WHAT YOU SHOULD DO >>
Present each line of the entries below that holds the word "JSON".

(Dataset records)
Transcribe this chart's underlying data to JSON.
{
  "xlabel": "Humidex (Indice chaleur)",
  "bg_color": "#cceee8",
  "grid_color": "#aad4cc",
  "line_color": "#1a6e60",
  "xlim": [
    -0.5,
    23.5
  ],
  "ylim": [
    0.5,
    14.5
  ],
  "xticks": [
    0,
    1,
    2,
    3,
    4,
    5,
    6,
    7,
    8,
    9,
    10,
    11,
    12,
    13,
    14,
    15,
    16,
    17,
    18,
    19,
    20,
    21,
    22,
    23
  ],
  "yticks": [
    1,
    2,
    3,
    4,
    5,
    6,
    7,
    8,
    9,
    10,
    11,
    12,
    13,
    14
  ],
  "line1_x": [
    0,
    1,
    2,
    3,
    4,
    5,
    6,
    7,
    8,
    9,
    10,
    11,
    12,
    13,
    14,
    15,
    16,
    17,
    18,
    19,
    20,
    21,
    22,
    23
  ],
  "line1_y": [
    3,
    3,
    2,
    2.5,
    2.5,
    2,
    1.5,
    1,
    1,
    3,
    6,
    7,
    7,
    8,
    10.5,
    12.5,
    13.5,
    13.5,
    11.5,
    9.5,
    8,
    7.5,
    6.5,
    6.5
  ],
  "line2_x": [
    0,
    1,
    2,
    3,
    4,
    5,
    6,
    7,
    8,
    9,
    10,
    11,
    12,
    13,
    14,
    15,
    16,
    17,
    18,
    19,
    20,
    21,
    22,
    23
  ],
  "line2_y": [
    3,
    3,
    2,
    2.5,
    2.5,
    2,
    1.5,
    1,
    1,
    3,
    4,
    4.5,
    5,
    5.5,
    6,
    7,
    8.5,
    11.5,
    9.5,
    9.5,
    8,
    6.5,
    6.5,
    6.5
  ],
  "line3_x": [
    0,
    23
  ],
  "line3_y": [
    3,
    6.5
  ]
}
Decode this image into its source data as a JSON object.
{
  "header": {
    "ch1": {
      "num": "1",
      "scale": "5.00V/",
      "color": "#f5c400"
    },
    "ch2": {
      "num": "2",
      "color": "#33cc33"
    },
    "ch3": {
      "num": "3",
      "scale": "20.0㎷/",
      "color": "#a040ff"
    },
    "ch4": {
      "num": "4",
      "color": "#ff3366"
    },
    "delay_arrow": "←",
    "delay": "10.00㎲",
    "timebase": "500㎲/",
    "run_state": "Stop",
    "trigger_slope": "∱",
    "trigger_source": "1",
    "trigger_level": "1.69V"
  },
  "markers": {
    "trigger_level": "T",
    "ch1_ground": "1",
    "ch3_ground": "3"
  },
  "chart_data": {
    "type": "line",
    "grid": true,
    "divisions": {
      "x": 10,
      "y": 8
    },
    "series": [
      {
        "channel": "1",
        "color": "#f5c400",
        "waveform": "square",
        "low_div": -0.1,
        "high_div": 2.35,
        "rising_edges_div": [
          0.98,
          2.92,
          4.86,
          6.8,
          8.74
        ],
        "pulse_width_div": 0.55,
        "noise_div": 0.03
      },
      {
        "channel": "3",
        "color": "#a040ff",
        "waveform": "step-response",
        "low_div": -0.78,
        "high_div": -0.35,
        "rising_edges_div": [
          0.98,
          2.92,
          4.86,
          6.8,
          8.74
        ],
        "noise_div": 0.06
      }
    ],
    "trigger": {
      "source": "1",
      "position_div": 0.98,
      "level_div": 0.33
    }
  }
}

EXPECTED ANSWER >>
Transcribe this chart's underlying data to JSON.
Decode this image into its source data as a JSON object.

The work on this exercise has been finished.